======== RECORDS
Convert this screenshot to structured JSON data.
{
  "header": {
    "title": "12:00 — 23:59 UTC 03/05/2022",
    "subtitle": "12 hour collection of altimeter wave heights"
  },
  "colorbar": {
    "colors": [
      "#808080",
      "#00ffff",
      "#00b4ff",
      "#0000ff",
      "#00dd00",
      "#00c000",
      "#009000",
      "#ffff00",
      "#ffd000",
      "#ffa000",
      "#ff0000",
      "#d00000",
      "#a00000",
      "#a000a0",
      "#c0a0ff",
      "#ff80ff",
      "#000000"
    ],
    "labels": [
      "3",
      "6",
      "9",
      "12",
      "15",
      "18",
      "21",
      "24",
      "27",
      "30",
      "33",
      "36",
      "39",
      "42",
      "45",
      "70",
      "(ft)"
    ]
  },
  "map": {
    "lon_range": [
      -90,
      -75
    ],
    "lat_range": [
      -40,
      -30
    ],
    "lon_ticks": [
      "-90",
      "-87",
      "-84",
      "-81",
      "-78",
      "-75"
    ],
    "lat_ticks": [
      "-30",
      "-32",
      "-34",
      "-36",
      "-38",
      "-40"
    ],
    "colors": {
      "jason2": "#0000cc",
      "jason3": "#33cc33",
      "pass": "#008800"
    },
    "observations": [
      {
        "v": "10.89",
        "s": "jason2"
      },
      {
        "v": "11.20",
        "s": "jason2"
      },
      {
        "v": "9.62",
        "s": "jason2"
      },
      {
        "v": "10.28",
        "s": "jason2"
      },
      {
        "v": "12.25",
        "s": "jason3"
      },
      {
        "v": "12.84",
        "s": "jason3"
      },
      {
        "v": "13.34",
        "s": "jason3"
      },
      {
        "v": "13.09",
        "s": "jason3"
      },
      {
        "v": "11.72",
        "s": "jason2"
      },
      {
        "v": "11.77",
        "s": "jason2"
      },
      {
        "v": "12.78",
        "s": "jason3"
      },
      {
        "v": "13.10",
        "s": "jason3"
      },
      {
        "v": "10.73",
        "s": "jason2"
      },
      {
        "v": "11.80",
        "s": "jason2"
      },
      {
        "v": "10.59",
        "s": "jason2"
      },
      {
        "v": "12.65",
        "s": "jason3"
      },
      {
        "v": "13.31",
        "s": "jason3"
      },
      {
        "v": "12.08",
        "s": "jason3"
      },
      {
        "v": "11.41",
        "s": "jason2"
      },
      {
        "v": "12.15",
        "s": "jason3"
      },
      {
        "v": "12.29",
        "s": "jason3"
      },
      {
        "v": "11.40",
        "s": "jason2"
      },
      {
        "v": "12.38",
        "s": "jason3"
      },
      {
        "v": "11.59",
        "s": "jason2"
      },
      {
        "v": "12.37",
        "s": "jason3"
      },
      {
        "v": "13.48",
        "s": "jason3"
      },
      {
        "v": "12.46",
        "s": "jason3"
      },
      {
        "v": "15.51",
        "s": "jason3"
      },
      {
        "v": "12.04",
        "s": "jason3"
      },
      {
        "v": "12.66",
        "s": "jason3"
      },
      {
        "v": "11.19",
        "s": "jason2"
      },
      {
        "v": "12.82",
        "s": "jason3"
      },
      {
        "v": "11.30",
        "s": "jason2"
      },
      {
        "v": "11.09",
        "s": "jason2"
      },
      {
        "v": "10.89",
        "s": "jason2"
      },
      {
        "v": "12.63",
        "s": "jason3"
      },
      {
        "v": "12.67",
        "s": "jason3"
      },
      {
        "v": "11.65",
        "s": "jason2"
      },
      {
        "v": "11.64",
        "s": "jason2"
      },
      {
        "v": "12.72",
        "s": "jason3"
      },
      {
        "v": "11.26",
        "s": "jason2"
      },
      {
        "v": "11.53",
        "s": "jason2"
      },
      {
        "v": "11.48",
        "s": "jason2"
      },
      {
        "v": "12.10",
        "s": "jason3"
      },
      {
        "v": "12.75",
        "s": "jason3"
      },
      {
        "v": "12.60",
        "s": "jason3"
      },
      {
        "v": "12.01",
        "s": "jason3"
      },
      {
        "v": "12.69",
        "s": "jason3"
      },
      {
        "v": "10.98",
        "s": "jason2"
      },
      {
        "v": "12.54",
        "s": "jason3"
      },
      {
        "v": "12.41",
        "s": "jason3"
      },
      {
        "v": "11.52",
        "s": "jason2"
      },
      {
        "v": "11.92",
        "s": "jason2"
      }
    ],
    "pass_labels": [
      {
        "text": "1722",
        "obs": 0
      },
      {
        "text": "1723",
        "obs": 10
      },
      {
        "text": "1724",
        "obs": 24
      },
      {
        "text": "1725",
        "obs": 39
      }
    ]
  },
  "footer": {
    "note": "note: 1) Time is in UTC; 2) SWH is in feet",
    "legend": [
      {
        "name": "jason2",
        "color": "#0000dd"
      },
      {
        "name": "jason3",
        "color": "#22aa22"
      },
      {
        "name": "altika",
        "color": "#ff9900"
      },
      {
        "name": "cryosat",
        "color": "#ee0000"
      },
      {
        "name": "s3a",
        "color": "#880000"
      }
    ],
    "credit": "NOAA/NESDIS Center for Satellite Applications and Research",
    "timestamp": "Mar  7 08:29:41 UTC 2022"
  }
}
================
PROBLEM
Select and copy each line from the data that includes the word "name".

WRITTEN SOLUTION
        "name": "jason2",
        "name": "jason3",
        "name": "altika",
        "name": "cryosat",
        "name": "s3a",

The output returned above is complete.